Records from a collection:
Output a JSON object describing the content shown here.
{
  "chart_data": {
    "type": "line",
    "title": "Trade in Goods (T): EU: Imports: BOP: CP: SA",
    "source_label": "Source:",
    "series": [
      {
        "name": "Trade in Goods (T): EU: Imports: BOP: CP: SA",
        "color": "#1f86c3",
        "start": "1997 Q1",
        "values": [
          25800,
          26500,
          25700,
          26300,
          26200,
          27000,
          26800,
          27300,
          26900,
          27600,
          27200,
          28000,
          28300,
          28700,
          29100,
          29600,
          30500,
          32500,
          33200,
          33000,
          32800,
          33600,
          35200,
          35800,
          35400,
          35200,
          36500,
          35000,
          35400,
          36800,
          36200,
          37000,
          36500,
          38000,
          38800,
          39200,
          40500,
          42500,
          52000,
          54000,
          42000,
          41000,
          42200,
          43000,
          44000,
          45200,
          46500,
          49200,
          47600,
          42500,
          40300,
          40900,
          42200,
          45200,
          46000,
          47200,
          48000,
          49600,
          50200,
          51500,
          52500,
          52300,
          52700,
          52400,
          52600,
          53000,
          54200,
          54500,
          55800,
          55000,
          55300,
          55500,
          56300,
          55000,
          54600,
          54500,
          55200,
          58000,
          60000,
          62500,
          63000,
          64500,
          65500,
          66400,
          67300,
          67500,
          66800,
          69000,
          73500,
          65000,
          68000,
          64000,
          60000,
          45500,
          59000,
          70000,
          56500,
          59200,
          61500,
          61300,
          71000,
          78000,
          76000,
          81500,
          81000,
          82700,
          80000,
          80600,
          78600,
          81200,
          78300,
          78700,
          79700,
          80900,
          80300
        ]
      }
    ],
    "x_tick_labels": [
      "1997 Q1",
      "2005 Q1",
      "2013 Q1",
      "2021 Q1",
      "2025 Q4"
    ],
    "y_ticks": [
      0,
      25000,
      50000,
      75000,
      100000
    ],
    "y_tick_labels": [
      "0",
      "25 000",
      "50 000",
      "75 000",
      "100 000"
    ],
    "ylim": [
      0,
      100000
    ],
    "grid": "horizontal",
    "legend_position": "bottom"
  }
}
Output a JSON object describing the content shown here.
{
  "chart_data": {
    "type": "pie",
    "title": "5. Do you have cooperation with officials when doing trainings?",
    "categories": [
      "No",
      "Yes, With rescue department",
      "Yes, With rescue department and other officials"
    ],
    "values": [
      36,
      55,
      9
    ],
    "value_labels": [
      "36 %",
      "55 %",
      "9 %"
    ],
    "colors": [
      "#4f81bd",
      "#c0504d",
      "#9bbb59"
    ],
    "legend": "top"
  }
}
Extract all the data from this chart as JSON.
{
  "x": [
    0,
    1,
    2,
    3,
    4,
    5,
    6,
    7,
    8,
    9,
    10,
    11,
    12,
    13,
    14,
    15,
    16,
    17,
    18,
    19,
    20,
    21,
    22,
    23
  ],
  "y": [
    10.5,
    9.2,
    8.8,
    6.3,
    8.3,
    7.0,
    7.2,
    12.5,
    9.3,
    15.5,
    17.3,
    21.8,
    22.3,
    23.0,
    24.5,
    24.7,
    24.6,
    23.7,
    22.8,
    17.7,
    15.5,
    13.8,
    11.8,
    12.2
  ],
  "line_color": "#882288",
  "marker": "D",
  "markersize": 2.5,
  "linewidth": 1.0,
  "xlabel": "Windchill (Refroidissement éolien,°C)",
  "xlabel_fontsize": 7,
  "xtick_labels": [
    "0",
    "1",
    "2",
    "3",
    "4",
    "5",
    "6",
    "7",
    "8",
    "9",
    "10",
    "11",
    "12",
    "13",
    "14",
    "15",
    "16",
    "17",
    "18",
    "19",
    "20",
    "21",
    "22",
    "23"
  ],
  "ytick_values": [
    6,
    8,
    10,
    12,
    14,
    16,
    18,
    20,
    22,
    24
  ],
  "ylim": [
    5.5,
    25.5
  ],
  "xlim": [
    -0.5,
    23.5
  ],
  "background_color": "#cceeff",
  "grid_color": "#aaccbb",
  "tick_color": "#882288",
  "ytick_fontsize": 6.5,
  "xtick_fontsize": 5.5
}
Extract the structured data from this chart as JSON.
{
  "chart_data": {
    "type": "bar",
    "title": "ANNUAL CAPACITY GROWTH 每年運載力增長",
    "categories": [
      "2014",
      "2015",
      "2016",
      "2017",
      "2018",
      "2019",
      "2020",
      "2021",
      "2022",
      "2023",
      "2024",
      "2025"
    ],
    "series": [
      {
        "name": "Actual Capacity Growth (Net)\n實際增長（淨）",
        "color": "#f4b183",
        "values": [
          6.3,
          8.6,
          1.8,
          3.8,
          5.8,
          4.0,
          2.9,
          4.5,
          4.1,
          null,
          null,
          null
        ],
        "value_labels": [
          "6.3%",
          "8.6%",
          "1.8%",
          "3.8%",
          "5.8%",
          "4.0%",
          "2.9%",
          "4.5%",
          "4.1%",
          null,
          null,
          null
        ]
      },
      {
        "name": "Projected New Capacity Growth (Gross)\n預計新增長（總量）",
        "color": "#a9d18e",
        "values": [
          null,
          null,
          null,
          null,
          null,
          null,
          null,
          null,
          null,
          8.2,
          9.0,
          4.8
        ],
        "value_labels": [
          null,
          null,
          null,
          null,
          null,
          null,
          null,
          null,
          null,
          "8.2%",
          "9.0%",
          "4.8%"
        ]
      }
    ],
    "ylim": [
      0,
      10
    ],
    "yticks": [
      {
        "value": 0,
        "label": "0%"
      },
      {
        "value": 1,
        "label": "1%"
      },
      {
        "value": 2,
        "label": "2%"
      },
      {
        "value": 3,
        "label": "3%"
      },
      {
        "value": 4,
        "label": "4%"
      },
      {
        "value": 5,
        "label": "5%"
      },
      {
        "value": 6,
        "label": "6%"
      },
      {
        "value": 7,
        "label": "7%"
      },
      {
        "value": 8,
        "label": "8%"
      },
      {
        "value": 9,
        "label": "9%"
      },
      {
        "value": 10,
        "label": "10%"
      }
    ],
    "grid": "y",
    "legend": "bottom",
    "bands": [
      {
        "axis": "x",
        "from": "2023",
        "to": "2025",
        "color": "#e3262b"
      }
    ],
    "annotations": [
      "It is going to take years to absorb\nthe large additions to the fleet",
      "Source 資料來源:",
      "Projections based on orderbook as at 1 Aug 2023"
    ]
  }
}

What is expected - Every entry above should be retyped exactly as shown.

The solution -
Output a JSON object describing the content shown here.
{
  "chart_data": {
    "type": "line",
    "title": "Trade in Goods (T): EU: Imports: BOP: CP: SA",
    "source_label": "Source:",
    "series": [
      {
        "name": "Trade in Goods (T): EU: Imports: BOP: CP: SA",
        "color": "#1f86c3",
        "start": "1997 Q1",
        "values": [
          25800,
          26500,
          25700,
          26300,
          26200,
          27000,
          26800,
          27300,
          26900,
          27600,
          27200,
          28000,
          28300,
          28700,
          29100,
          29600,
          30500,
          32500,
          33200,
          33000,
          32800,
          33600,
          35200,
          35800,
          35400,
          35200,
          36500,
          35000,
          35400,
          36800,
          36200,
          37000,
          36500,
          38000,
          38800,
          39200,
          40500,
          42500,
          52000,
          54000,
          42000,
          41000,
          42200,
          43000,
          44000,
          45200,
          46500,
          49200,
          47600,
          42500,
          40300,
          40900,
          42200,
          45200,
          46000,
          47200,
          48000,
          49600,
          50200,
          51500,
          52500,
          52300,
          52700,
          52400,
          52600,
          53000,
          54200,
          54500,
          55800,
          55000,
          55300,
          55500,
          56300,
          55000,
          54600,
          54500,
          55200,
          58000,
          60000,
          62500,
          63000,
          64500,
          65500,
          66400,
          67300,
          67500,
          66800,
          69000,
          73500,
          65000,
          68000,
          64000,
          60000,
          45500,
          59000,
          70000,
          56500,
          59200,
          61500,
          61300,
          71000,
          78000,
          76000,
          81500,
          81000,
          82700,
          80000,
          80600,
          78600,
          81200,
          78300,
          78700,
          79700,
          80900,
          80300
        ]
      }
    ],
    "x_tick_labels": [
      "1997 Q1",
      "2005 Q1",
      "2013 Q1",
      "2021 Q1",
      "2025 Q4"
    ],
    "y_ticks": [
      0,
      25000,
      50000,
      75000,
      100000
    ],
    "y_tick_labels": [
      "0",
      "25 000",
      "50 000",
      "75 000",
      "100 000"
    ],
    "ylim": [
      0,
      100000
    ],
    "grid": "horizontal",
    "legend_position": "bottom"
  }
}
Output a JSON object describing the content shown here.
{
  "chart_data": {
    "type": "pie",
    "title": "5. Do you have cooperation with officials when doing trainings?",
    "categories": [
      "No",
      "Yes, With rescue department",
      "Yes, With rescue department and other officials"
    ],
    "values": [
      36,
      55,
      9
    ],
    "value_labels": [
      "36 %",
      "55 %",
      "9 %"
    ],
    "colors": [
      "#4f81bd",
      "#c0504d",
      "#9bbb59"
    ],
    "legend": "top"
  }
}
Extract all the data from this chart as JSON.
{
  "x": [
    0,
    1,
    2,
    3,
    4,
    5,
    6,
    7,
    8,
    9,
    10,
    11,
    12,
    13,
    14,
    15,
    16,
    17,
    18,
    19,
    20,
    21,
    22,
    23
  ],
  "y": [
    10.5,
    9.2,
    8.8,
    6.3,
    8.3,
    7.0,
    7.2,
    12.5,
    9.3,
    15.5,
    17.3,
    21.8,
    22.3,
    23.0,
    24.5,
    24.7,
    24.6,
    23.7,
    22.8,
    17.7,
    15.5,
    13.8,
    11.8,
    12.2
  ],
  "line_color": "#882288",
  "marker": "D",
  "markersize": 2.5,
  "linewidth": 1.0,
  "xlabel": "Windchill (Refroidissement éolien,°C)",
  "xlabel_fontsize": 7,
  "xtick_labels": [
    "0",
    "1",
    "2",
    "3",
    "4",
    "5",
    "6",
    "7",
    "8",
    "9",
    "10",
    "11",
    "12",
    "13",
    "14",
    "15",
    "16",
    "17",
    "18",
    "19",
    "20",
    "21",
    "22",
    "23"
  ],
  "ytick_values": [
    6,
    8,
    10,
    12,
    14,
    16,
    18,
    20,
    22,
    24
  ],
  "ylim": [
    5.5,
    25.5
  ],
  "xlim": [
    -0.5,
    23.5
  ],
  "background_color": "#cceeff",
  "grid_color": "#aaccbb",
  "tick_color": "#882288",
  "ytick_fontsize": 6.5,
  "xtick_fontsize": 5.5
}
Extract the structured data from this chart as JSON.
{
  "chart_data": {
    "type": "bar",
    "title": "ANNUAL CAPACITY GROWTH 每年運載力增長",
    "categories": [
      "2014",
      "2015",
      "2016",
      "2017",
      "2018",
      "2019",
      "2020",
      "2021",
      "2022",
      "2023",
      "2024",
      "2025"
    ],
    "series": [
      {
        "name": "Actual Capacity Growth (Net)\n實際增長（淨）",
        "color": "#f4b183",
        "values": [
          6.3,
          8.6,
          1.8,
          3.8,
          5.8,
          4.0,
          2.9,
          4.5,
          4.1,
          null,
          null,
          null
        ],
        "value_labels": [
          "6.3%",
          "8.6%",
          "1.8%",
          "3.8%",
          "5.8%",
          "4.0%",
          "2.9%",
          "4.5%",
          "4.1%",
          null,
          null,
          null
        ]
      },
      {
        "name": "Projected New Capacity Growth (Gross)\n預計新增長（總量）",
        "color": "#a9d18e",
        "values": [
          null,
          null,
          null,
          null,
          null,
          null,
          null,
          null,
          null,
          8.2,
          9.0,
          4.8
        ],
        "value_labels": [
          null,
          null,
          null,
          null,
          null,
          null,
          null,
          null,
          null,
          "8.2%",
          "9.0%",
          "4.8%"
        ]
      }
    ],
    "ylim": [
      0,
      10
    ],
    "yticks": [
      {
        "value": 0,
        "label": "0%"
      },
      {
        "value": 1,
        "label": "1%"
      },
      {
        "value": 2,
        "label": "2%"
      },
      {
        "value": 3,
        "label": "3%"
      },
      {
        "value": 4,
        "label": "4%"
      },
      {
        "value": 5,
        "label": "5%"
      },
      {
        "value": 6,
        "label": "6%"
      },
      {
        "value": 7,
        "label": "7%"
      },
      {
        "value": 8,
        "label": "8%"
      },
      {
        "value": 9,
        "label": "9%"
      },
      {
        "value": 10,
        "label": "10%"
      }
    ],
    "grid": "y",
    "legend": "bottom",
    "bands": [
      {
        "axis": "x",
        "from": "2023",
        "to": "2025",
        "color": "#e3262b"
      }
    ],
    "annotations": [
      "It is going to take years to absorb\nthe large additions to the fleet",
      "Source 資料來源:",
      "Projections based on orderbook as at 1 Aug 2023"
    ]
  }
}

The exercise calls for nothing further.